YOUR TASKS:
A: Write out the part of the pulmonary hypertension passage from "Introduction" to "and fibroproliferative changes.".
B: In the pulmonary hypertension passage, what average incidence did the epidemiologic study from the Netherlands report?

TEXT PROVIDED:
^^^^

Keywords

Introduction

Pulmonary hypertension (PH) is the result of a variety of disease pathomechanisms that ultimately causes an increased resting mean pulmonary artery pressure. The increased pressure, over time, exerts stress on the right ventricle and pulmonary vasculature, that is physiologically designed as a low-pressure system. Pulmonary vascular injury ensues and triggers abnormal cellular growth, inflammation and fibroproliferative changes.

Incidence and prevalence rates are difficult to establish due to significant disease heterogeneity—an epidemiologic study from the Netherlands reported an average incidence of 63.7 cases per million children per year [1]. PH-related hospital admissions have increased over time and the mortality associated with those admissions is higher compared to hospitalizations not associated with PH [2]. For the practicing anesthesia provider, children with PH will require careful assessment and management during the perioperative period because compared to all children undergoing general anesthesia, the rates of cardiac arrest during and after anesthesia and surgery are 20-fold higher in individuals diagnosed with PH [3].

^^^^

EXCERPTED DATA:
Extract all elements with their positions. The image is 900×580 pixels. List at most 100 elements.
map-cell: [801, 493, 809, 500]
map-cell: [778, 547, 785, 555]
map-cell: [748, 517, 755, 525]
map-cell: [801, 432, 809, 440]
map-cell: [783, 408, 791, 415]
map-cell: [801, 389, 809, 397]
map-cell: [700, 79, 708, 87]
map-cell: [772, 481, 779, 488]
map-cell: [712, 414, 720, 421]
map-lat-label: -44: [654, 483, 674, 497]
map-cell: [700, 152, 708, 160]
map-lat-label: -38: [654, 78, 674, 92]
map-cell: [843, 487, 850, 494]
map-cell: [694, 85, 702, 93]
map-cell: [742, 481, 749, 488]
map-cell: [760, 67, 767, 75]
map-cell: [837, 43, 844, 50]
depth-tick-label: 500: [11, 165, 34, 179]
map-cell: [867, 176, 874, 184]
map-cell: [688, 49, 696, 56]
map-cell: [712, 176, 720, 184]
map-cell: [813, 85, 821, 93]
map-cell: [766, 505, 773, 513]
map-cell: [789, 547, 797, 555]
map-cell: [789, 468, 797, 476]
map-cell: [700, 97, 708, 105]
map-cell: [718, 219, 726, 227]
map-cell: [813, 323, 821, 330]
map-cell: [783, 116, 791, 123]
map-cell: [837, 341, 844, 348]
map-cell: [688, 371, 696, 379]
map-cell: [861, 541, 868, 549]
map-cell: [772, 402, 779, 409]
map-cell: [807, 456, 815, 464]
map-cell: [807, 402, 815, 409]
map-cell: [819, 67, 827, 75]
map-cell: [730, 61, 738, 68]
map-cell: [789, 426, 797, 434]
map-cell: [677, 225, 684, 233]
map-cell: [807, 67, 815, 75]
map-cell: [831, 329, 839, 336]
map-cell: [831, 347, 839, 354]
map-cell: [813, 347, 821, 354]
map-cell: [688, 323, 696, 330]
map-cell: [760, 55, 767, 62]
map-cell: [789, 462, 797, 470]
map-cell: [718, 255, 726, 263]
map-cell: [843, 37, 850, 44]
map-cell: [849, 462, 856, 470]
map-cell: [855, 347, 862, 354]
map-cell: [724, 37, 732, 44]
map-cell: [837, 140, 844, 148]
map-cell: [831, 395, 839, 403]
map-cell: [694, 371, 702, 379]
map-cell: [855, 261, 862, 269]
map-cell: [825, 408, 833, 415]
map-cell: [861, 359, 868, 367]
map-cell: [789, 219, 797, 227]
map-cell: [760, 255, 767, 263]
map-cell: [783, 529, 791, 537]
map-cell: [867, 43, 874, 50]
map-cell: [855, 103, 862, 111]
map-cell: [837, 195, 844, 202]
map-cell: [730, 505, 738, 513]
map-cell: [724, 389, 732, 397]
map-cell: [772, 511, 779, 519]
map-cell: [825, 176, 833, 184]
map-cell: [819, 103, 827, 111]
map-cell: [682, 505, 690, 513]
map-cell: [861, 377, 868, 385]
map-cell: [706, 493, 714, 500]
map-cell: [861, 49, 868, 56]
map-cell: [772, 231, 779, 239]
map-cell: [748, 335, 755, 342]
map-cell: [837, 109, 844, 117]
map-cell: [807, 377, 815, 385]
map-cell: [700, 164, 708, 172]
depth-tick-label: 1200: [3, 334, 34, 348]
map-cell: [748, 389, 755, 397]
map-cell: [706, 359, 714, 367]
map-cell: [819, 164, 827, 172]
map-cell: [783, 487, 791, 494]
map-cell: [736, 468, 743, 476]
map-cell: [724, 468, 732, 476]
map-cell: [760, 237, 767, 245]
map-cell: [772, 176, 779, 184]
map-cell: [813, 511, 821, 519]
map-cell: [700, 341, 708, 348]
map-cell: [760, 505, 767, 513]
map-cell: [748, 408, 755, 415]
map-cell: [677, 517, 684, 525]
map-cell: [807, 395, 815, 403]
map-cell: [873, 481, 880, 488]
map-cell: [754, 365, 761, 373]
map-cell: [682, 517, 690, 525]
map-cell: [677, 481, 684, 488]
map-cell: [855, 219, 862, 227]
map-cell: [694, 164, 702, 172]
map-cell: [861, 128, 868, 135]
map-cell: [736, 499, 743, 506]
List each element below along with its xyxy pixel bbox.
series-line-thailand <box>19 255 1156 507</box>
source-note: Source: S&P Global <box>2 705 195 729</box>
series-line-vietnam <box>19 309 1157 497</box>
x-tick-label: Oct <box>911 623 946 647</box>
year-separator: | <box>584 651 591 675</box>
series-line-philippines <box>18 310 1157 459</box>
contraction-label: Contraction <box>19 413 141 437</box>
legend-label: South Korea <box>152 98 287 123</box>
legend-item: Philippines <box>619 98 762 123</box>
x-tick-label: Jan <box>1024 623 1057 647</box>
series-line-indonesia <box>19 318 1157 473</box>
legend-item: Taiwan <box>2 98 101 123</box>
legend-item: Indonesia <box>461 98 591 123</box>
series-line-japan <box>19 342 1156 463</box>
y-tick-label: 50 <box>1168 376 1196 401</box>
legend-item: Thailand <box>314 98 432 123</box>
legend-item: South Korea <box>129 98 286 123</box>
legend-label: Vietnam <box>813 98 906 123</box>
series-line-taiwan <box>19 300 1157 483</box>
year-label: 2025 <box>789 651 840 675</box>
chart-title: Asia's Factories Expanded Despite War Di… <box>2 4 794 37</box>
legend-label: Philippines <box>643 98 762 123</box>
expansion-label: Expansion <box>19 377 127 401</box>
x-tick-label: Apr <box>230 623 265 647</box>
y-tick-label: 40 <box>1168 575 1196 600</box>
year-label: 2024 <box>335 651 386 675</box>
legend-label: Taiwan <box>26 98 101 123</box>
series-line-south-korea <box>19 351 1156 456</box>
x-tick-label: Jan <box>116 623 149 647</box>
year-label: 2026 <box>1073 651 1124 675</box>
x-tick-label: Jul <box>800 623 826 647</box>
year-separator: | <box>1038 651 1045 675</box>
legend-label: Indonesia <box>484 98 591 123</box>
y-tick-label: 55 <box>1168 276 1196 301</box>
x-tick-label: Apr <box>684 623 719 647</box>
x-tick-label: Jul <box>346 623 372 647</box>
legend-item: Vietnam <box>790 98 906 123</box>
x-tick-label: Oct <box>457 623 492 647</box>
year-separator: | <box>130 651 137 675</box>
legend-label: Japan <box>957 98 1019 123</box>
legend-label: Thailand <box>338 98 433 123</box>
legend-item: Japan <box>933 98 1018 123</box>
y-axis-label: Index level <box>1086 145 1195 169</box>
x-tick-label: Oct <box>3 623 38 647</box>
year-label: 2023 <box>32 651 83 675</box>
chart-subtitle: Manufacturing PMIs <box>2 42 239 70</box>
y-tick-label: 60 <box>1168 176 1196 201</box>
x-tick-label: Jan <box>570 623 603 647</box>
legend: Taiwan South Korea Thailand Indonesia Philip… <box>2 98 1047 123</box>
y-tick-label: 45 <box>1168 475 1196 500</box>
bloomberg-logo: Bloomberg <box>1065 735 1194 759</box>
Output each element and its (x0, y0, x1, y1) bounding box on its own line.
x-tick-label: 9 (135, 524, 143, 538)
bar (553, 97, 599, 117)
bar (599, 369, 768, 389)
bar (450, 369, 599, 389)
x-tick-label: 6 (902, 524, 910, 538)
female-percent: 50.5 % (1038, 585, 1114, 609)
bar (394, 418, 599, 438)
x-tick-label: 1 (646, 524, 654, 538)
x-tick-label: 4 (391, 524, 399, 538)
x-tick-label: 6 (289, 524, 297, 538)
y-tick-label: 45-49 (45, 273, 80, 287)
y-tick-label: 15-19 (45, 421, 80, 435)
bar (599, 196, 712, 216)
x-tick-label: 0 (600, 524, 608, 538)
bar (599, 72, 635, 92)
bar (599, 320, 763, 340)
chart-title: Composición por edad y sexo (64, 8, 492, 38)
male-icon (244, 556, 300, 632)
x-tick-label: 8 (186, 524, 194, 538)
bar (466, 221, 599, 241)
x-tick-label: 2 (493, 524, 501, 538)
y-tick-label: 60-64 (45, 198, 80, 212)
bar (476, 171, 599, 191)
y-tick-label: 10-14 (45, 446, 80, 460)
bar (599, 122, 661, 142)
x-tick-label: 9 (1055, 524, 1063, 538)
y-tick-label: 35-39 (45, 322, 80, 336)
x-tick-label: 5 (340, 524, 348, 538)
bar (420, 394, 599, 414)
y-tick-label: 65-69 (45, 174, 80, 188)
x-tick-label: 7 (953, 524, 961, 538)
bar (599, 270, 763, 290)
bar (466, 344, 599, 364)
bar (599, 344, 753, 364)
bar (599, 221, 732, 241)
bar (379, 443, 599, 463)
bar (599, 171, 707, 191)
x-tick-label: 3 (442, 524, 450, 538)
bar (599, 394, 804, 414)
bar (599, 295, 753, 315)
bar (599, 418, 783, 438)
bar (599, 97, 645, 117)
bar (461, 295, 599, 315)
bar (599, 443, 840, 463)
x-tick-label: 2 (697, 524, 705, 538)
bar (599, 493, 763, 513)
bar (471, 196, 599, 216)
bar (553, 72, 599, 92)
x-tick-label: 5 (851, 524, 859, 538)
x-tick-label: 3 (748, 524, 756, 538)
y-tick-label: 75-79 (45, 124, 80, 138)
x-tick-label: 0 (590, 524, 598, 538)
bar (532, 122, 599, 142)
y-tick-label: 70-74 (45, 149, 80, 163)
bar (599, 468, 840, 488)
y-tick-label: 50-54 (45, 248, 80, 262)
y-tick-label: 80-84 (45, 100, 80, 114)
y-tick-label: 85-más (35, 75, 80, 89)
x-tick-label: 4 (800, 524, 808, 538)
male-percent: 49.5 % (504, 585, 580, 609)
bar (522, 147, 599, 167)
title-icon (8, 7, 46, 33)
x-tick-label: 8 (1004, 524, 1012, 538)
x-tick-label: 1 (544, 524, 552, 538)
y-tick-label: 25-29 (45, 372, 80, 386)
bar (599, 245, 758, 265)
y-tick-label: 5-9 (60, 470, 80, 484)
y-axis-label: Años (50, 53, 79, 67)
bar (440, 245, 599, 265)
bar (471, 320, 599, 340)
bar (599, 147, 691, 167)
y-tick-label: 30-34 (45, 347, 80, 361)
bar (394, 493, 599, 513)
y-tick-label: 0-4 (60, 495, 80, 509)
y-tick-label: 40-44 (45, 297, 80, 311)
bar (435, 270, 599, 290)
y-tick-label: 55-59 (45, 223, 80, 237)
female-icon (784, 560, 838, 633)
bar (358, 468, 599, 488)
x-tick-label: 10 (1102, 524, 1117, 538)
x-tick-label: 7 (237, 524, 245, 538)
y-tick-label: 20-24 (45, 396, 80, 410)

^^^^

TASK-BY-TASK ANSWERS:
A:
Introduction

Pulmonary hypertension (PH) is the result of a variety of disease pathomechanisms that ultimately causes an increased resting mean pulmonary artery pressure. The increased pressure, over time, exerts stress on the right ventricle and pulmonary vasculature, that is physiologically designed as a low-pressure system. Pulmonary vascular injury ensues and triggers abnormal cellular growth, inflammation and fibroproliferative changes.

B: It reported an average incidence of 63.7 cases per million children per year.